▶ [DESCRIPTION OF THE TASK]:
Take each line containing the word "Agro" and copy it.

▶ [RAW RECORDS]:
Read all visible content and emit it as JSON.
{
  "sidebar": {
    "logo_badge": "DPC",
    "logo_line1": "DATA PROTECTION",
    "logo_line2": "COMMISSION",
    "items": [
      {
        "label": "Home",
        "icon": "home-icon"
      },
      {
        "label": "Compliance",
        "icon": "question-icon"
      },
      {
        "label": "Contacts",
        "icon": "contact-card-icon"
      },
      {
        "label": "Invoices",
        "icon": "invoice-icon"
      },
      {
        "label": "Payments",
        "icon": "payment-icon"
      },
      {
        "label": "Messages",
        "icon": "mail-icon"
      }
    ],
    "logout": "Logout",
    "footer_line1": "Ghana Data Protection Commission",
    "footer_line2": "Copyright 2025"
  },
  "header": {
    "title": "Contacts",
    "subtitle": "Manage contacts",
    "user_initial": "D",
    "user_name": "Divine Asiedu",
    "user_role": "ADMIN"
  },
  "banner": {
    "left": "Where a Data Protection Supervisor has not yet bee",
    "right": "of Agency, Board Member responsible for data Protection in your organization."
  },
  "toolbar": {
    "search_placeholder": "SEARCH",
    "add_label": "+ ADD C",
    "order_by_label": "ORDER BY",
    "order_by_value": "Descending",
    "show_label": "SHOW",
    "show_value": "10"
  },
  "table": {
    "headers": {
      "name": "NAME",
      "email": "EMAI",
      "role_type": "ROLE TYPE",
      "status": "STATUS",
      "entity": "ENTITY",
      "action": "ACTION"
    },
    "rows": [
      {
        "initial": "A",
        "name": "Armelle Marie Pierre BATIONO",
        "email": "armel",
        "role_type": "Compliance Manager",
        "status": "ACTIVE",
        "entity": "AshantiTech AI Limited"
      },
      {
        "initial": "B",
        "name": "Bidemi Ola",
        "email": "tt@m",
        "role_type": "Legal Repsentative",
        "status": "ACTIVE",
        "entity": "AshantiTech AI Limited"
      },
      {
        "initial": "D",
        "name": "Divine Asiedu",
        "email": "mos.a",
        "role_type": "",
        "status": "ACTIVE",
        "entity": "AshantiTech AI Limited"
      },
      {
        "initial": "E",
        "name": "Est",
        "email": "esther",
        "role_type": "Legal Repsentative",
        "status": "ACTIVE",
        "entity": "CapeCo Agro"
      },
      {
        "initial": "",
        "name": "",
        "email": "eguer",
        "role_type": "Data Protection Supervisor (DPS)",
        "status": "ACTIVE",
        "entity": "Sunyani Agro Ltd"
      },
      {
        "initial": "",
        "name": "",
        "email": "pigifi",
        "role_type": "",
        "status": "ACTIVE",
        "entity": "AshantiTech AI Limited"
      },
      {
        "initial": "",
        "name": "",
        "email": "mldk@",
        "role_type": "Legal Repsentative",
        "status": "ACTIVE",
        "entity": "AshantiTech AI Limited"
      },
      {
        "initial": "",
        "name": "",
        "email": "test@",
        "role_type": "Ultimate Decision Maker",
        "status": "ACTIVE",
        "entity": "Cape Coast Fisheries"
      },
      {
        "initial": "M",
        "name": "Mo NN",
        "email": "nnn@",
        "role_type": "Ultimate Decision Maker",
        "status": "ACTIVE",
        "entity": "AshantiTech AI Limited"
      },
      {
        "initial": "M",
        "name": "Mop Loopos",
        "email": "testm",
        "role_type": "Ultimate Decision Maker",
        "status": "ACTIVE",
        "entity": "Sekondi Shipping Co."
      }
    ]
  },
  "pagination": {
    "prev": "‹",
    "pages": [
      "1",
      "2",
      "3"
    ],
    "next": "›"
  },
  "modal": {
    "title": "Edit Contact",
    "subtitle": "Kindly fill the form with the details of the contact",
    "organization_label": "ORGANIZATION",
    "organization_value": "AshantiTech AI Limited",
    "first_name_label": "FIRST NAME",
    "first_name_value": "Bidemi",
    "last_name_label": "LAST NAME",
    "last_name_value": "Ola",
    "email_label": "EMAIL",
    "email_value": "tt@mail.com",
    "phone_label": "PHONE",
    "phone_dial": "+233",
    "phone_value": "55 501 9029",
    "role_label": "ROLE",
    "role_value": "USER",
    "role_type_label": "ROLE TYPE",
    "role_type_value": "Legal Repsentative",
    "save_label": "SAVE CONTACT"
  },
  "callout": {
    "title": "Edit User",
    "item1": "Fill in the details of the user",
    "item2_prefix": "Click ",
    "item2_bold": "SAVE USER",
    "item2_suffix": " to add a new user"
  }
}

▶ [SOLUTION BELOW]:
        "entity": "CapeCo Agro"
        "entity": "Sunyani Agro Ltd"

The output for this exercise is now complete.